## [GOAL]
Extract the stretch of rows from the first one through the row containing "cell-small-type: 일반주식혼합 xyxy=(122,233,248,258)", copying each line verbatim.

## [DATA LISTING]
* * * * * * * * *

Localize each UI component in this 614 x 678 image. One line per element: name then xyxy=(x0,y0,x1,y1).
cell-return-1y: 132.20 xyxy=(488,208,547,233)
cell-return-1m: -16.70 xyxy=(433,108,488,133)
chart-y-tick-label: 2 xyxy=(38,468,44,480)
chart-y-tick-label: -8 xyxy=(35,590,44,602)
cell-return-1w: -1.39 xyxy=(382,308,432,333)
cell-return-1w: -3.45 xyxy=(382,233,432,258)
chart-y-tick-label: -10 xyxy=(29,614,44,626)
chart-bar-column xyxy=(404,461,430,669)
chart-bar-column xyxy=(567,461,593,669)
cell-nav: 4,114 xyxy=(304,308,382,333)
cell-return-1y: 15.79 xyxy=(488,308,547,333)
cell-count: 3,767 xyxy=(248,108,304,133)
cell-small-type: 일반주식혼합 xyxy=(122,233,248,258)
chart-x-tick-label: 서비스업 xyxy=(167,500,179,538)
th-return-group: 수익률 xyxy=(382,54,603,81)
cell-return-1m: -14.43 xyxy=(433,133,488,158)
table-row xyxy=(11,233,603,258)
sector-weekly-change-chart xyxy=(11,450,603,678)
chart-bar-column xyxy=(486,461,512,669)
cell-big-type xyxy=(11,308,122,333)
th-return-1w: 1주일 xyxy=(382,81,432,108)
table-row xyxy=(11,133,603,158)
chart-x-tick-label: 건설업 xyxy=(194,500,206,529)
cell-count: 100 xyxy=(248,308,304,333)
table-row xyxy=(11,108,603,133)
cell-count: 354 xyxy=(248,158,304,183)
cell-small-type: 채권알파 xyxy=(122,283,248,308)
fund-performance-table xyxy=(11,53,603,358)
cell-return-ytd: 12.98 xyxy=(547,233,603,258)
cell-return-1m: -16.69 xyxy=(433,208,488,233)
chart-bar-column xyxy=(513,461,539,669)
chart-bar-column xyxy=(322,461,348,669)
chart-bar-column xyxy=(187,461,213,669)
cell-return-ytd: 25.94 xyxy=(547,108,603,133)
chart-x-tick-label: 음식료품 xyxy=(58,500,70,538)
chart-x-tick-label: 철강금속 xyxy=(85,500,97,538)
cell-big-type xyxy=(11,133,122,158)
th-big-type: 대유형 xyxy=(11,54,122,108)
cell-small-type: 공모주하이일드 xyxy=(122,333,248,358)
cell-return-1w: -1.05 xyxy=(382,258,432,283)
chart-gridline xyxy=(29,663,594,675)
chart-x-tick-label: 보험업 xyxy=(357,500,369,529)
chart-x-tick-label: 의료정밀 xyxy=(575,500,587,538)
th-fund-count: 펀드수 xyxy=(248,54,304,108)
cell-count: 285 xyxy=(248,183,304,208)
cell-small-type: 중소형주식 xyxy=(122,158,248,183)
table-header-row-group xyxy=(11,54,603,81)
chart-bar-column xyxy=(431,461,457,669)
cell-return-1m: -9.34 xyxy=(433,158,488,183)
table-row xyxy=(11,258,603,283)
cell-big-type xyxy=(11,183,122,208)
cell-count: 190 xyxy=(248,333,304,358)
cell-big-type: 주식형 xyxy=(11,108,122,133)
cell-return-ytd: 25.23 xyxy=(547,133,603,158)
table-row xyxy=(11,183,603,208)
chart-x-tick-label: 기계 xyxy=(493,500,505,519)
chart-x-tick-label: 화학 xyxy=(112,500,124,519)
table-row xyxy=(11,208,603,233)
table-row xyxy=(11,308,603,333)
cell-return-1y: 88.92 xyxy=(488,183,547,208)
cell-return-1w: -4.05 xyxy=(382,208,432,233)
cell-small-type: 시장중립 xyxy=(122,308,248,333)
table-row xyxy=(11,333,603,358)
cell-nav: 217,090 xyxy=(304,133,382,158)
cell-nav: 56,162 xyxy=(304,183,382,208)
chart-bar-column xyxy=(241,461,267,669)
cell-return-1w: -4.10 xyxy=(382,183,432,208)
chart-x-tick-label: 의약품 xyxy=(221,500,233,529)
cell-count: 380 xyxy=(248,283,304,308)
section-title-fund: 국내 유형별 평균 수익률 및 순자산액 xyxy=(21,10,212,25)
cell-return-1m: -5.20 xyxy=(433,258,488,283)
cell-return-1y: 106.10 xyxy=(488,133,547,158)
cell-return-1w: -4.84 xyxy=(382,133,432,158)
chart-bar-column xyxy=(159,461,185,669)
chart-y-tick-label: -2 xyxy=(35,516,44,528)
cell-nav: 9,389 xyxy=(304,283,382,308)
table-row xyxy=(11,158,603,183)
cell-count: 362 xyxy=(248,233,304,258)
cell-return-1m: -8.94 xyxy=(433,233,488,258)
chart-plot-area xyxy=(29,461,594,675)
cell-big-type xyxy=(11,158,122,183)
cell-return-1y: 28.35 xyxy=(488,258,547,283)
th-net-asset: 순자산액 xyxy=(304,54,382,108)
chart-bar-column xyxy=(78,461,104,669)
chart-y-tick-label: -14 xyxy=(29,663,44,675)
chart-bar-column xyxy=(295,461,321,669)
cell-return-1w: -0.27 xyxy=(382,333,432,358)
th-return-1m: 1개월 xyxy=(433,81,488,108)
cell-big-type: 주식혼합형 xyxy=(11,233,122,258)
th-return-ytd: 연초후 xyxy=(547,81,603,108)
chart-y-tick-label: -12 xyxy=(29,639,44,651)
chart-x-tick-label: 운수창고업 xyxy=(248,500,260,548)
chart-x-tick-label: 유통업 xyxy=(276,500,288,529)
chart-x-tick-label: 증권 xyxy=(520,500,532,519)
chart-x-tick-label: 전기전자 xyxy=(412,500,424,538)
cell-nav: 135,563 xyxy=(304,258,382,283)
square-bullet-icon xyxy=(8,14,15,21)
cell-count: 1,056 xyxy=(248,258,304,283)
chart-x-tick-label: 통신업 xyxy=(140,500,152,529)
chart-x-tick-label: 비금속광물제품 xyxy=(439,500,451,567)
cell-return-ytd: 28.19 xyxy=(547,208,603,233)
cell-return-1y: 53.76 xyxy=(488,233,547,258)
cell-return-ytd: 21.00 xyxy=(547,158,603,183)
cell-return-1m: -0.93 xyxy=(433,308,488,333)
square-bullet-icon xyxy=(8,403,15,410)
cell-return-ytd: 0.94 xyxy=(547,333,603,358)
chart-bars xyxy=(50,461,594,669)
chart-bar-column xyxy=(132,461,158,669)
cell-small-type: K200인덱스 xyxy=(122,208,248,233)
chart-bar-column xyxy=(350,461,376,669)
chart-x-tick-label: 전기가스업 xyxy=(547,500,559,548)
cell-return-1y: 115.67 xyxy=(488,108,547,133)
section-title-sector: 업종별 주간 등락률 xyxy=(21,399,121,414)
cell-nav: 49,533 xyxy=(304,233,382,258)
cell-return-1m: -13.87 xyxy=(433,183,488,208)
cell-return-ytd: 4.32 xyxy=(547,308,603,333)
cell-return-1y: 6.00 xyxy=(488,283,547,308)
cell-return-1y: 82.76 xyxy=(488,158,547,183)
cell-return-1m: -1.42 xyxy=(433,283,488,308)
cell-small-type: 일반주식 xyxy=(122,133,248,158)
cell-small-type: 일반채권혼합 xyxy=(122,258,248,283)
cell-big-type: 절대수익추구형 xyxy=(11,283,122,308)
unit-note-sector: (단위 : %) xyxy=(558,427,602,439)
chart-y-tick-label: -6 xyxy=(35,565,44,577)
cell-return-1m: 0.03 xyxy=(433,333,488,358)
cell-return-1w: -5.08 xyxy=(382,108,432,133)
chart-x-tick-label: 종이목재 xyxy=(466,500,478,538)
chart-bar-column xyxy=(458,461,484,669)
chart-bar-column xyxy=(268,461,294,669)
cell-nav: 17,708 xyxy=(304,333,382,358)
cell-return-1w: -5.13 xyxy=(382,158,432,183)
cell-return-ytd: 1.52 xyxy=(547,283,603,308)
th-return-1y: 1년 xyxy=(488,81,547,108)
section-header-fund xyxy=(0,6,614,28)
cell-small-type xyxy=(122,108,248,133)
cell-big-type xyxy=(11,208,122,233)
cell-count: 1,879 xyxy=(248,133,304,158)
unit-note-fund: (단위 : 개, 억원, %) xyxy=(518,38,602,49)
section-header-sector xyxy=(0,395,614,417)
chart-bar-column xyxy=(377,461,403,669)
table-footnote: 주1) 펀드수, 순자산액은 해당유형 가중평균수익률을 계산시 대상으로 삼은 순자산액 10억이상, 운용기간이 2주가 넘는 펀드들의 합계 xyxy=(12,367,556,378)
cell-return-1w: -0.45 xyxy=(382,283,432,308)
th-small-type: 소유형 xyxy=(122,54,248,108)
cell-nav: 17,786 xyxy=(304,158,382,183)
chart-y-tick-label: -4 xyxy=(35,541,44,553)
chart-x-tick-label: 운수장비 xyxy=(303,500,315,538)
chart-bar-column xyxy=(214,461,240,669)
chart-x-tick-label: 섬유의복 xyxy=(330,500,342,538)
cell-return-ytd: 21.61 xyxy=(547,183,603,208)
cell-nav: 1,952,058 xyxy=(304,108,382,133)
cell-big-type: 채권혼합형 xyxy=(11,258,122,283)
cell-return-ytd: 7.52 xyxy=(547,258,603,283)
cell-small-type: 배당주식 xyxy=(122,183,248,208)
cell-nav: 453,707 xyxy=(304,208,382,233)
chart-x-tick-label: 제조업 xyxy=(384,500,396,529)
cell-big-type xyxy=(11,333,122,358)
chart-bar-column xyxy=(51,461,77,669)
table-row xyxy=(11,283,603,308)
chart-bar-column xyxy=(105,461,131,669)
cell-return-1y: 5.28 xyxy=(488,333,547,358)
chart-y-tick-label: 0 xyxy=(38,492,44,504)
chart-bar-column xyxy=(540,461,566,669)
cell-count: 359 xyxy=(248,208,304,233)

* * * * * * * * *

## [TASK SOLUTION]
Localize each UI component in this 614 x 678 image. One line per element: name then xyxy=(x0,y0,x1,y1).
cell-return-1y: 132.20 xyxy=(488,208,547,233)
cell-return-1m: -16.70 xyxy=(433,108,488,133)
chart-y-tick-label: 2 xyxy=(38,468,44,480)
chart-y-tick-label: -8 xyxy=(35,590,44,602)
cell-return-1w: -1.39 xyxy=(382,308,432,333)
cell-return-1w: -3.45 xyxy=(382,233,432,258)
chart-y-tick-label: -10 xyxy=(29,614,44,626)
chart-bar-column xyxy=(404,461,430,669)
chart-bar-column xyxy=(567,461,593,669)
cell-nav: 4,114 xyxy=(304,308,382,333)
cell-return-1y: 15.79 xyxy=(488,308,547,333)
cell-count: 3,767 xyxy=(248,108,304,133)
cell-small-type: 일반주식혼합 xyxy=(122,233,248,258)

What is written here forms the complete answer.